* begin *

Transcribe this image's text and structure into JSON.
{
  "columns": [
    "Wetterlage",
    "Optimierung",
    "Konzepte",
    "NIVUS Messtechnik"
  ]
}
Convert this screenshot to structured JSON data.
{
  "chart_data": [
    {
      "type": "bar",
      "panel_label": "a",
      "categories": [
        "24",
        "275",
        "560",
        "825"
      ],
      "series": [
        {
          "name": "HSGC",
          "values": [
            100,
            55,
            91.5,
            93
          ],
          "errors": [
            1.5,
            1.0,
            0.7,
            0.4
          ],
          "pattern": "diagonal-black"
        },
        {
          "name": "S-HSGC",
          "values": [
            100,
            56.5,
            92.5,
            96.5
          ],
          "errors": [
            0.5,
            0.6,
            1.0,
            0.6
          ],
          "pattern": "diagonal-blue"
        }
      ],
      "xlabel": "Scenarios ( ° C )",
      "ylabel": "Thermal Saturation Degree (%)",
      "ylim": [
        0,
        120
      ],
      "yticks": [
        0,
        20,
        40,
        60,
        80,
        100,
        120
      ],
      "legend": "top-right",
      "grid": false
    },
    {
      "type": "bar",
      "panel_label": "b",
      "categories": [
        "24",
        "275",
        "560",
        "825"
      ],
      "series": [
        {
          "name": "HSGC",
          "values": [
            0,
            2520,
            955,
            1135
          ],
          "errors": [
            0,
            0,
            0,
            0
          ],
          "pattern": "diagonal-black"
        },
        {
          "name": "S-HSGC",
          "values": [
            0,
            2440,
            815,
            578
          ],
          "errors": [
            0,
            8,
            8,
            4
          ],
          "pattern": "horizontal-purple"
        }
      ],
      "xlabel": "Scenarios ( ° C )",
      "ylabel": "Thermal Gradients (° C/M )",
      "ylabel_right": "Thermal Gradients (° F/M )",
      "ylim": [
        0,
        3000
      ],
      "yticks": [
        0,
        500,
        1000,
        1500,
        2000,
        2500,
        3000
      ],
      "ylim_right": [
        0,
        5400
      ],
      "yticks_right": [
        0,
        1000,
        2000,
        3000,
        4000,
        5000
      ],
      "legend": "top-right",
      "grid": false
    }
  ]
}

* end *
* begin *

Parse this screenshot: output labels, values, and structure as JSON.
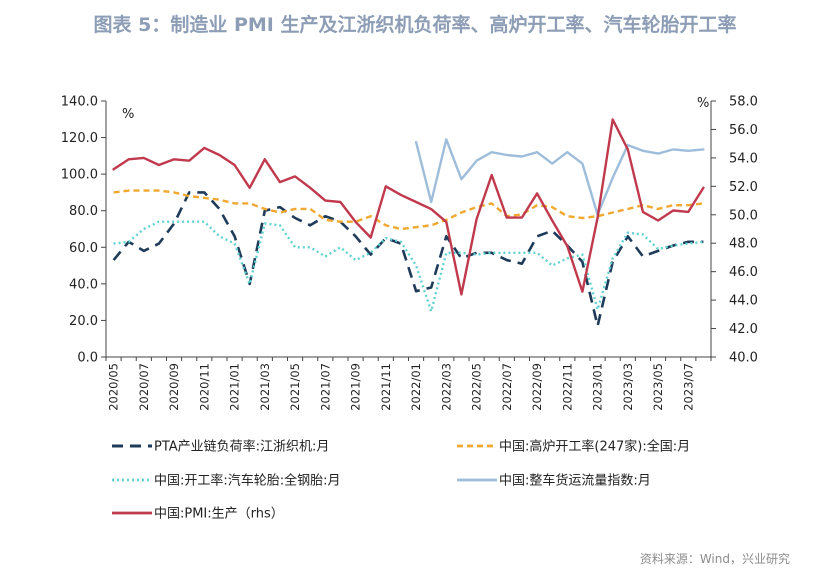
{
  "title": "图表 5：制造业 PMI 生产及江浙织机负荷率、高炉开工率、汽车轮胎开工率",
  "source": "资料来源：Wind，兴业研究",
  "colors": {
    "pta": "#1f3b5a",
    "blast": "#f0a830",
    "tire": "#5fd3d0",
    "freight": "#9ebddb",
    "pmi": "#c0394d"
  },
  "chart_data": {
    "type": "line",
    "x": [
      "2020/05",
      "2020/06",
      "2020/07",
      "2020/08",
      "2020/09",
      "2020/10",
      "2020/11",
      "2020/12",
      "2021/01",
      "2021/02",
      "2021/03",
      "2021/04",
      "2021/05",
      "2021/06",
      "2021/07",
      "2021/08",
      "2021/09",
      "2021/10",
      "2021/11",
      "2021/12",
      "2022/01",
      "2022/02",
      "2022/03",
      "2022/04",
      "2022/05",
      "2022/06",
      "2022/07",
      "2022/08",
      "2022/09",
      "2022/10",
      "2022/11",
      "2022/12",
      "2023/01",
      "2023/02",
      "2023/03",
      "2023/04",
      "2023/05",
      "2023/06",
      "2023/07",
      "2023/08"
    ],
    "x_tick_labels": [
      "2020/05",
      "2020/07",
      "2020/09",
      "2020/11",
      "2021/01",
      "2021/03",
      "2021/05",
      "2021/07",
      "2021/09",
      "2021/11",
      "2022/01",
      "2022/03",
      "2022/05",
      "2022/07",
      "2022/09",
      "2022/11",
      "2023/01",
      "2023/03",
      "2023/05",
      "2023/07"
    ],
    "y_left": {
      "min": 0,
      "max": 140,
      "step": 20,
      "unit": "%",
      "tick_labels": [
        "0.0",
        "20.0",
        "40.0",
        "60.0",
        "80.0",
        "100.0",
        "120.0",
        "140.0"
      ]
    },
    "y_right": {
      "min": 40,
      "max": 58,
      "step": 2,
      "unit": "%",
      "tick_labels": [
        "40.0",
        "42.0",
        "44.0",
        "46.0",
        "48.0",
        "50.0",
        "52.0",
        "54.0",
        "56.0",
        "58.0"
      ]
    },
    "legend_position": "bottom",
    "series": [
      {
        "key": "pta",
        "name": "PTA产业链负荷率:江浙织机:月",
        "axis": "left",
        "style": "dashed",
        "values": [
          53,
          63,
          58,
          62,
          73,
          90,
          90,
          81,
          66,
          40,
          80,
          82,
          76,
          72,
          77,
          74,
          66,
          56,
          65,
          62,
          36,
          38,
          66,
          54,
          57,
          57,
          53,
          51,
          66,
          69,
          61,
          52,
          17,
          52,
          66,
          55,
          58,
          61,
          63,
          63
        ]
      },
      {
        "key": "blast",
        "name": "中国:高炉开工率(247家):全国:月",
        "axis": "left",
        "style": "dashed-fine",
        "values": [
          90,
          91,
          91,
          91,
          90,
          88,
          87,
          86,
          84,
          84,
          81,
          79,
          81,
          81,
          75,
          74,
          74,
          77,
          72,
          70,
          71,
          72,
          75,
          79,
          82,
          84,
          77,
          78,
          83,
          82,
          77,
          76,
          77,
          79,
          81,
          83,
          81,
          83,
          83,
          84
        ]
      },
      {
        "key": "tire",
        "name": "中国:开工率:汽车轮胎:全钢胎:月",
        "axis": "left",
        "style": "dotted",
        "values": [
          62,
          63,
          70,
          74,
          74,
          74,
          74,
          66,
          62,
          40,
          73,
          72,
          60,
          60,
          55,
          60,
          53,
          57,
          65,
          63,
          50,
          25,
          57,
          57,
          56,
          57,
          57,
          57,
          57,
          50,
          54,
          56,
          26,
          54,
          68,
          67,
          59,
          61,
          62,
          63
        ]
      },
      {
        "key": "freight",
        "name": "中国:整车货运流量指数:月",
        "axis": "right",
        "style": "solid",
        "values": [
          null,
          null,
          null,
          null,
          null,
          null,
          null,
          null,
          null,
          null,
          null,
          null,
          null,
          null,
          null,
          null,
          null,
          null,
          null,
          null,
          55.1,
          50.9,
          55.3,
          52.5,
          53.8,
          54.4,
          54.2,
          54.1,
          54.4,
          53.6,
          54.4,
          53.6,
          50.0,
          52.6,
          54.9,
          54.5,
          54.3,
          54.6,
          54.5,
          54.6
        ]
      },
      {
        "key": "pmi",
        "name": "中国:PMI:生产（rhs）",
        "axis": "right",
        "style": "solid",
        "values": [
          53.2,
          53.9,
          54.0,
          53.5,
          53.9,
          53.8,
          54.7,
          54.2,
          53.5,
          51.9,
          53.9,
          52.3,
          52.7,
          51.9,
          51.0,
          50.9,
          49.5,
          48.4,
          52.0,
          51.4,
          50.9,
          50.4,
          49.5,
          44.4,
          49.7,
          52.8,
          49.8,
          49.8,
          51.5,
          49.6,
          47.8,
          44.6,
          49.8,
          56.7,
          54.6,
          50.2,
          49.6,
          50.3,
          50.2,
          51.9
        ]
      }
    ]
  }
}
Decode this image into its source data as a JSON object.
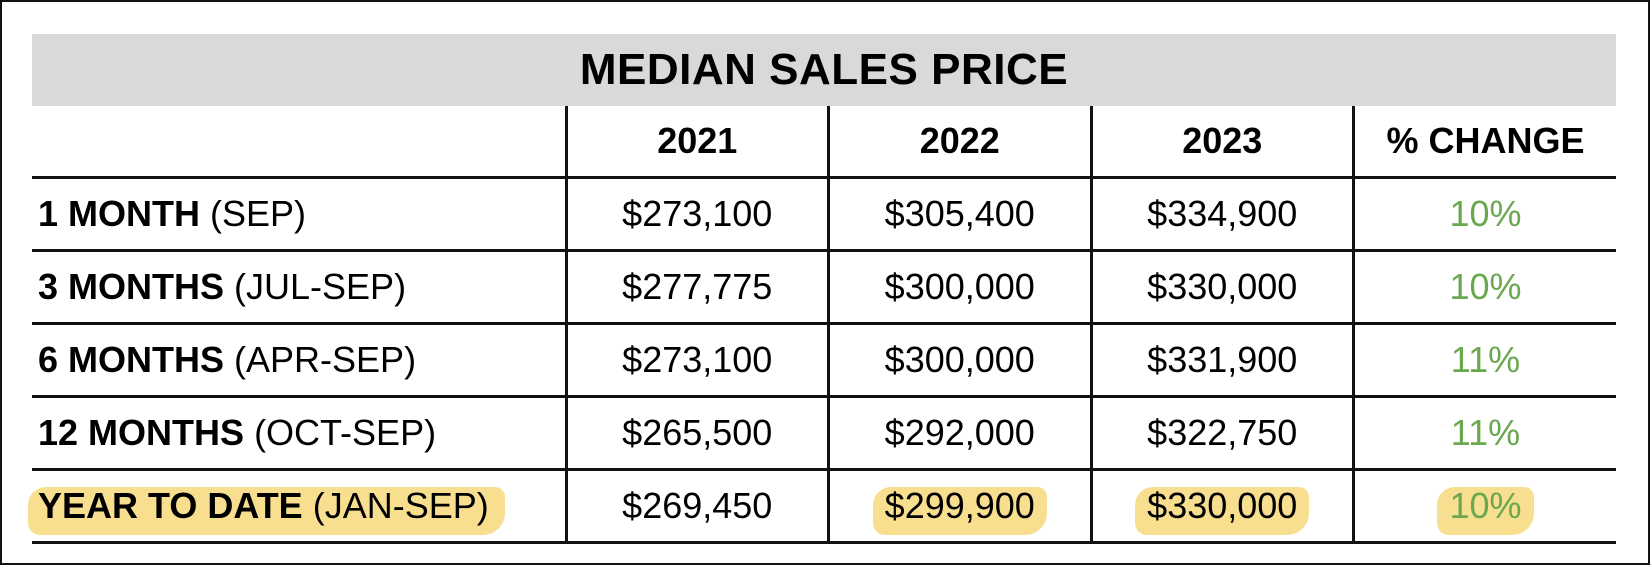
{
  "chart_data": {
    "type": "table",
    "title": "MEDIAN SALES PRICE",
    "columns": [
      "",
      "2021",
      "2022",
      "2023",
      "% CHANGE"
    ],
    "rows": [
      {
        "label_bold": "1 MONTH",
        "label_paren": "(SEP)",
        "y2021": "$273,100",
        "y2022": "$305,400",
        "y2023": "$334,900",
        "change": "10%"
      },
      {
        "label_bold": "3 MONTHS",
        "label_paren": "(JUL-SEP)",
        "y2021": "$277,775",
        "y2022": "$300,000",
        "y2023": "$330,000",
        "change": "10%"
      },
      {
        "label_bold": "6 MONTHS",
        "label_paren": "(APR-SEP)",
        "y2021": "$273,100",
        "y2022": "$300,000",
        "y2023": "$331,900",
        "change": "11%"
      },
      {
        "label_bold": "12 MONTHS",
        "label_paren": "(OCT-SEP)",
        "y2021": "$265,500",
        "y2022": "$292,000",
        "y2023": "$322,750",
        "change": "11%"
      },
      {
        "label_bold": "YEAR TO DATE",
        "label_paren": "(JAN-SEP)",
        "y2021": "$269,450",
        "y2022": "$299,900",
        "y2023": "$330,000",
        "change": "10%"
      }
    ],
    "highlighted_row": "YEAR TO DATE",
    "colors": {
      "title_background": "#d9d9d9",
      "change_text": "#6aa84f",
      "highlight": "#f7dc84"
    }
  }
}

* end *
* begin *

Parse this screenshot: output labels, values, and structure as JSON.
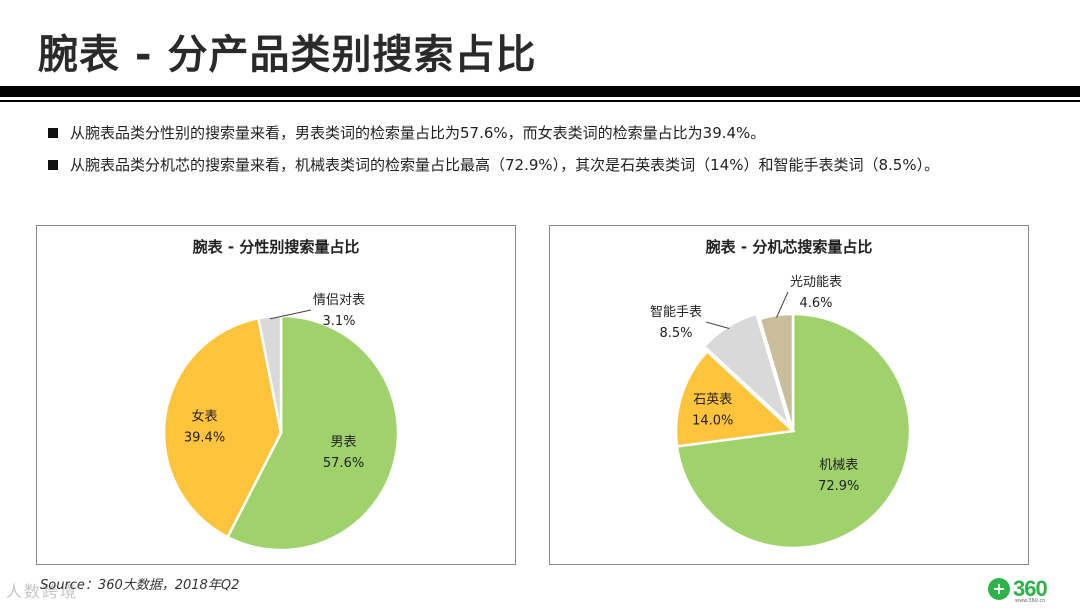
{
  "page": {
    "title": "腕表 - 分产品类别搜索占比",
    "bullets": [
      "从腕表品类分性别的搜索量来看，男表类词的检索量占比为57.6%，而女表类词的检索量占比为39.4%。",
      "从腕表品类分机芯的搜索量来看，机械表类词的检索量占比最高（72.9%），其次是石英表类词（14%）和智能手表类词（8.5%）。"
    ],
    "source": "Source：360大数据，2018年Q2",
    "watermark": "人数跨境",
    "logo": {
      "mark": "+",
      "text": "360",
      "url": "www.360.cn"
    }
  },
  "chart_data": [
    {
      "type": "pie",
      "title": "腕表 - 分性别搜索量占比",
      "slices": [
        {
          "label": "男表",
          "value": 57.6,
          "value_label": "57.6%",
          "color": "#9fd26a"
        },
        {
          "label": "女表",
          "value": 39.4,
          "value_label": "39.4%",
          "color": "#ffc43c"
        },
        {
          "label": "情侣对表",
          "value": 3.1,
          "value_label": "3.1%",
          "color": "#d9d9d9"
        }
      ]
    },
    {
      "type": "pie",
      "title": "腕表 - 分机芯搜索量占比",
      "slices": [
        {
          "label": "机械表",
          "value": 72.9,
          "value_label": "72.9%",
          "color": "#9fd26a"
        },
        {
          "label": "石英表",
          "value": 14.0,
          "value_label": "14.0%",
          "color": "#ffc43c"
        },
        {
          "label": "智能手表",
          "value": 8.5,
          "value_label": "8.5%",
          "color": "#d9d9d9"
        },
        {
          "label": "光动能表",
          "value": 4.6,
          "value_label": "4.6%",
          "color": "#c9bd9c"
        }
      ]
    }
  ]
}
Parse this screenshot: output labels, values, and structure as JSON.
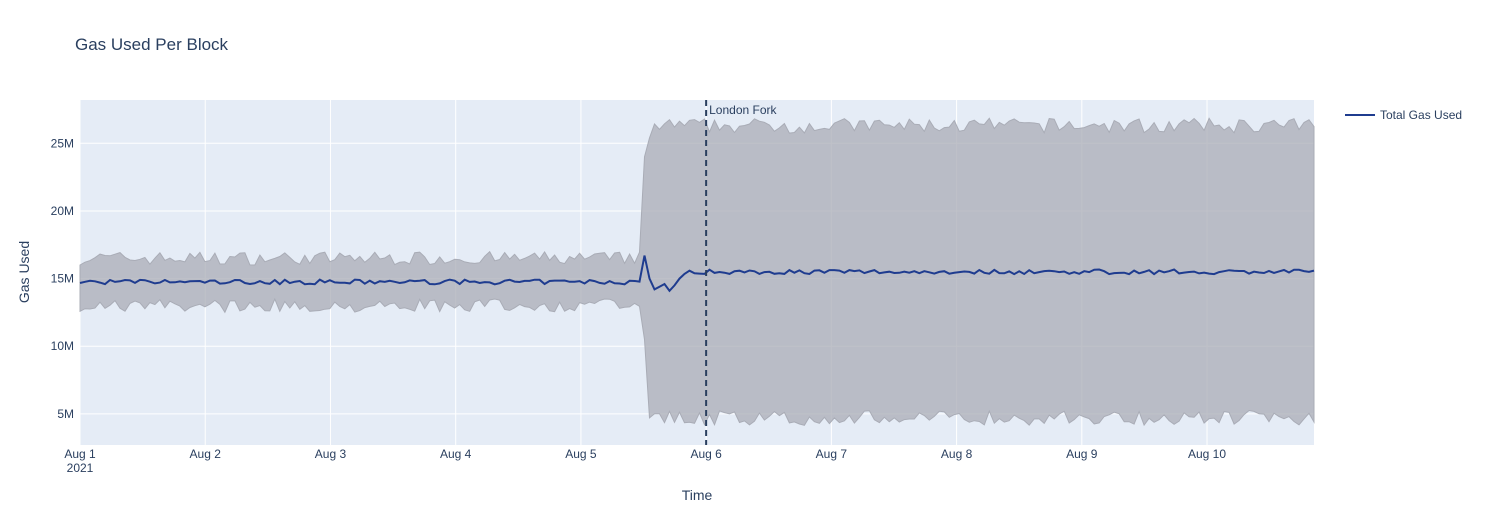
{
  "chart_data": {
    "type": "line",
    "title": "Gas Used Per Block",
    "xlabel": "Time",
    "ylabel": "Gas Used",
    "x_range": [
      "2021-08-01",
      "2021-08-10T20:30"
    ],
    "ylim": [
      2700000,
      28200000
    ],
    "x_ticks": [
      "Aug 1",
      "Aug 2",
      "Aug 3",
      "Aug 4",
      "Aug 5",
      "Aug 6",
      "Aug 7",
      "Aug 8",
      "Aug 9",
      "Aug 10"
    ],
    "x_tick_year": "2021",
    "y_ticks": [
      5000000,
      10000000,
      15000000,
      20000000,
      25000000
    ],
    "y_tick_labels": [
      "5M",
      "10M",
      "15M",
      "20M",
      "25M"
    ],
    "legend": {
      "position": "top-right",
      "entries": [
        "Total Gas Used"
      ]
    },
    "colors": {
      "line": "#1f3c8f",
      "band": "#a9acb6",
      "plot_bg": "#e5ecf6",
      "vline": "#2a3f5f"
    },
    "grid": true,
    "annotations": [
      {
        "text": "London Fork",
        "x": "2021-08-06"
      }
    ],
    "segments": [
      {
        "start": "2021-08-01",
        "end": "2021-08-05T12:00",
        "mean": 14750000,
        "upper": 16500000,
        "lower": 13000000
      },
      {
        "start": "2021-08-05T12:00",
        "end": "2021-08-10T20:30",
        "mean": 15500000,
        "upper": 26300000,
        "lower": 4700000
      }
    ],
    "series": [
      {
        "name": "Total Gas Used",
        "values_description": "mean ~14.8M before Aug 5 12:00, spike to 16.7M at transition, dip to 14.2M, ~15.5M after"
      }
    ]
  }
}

* end *

Extract from the material all lines containing the string "Thermal".

      "ylabel": "Thermal Saturation Degree (%)",
      "ylabel": "Thermal Gradients (° C/M )",
      "ylabel_right": "Thermal Gradients (° F/M )",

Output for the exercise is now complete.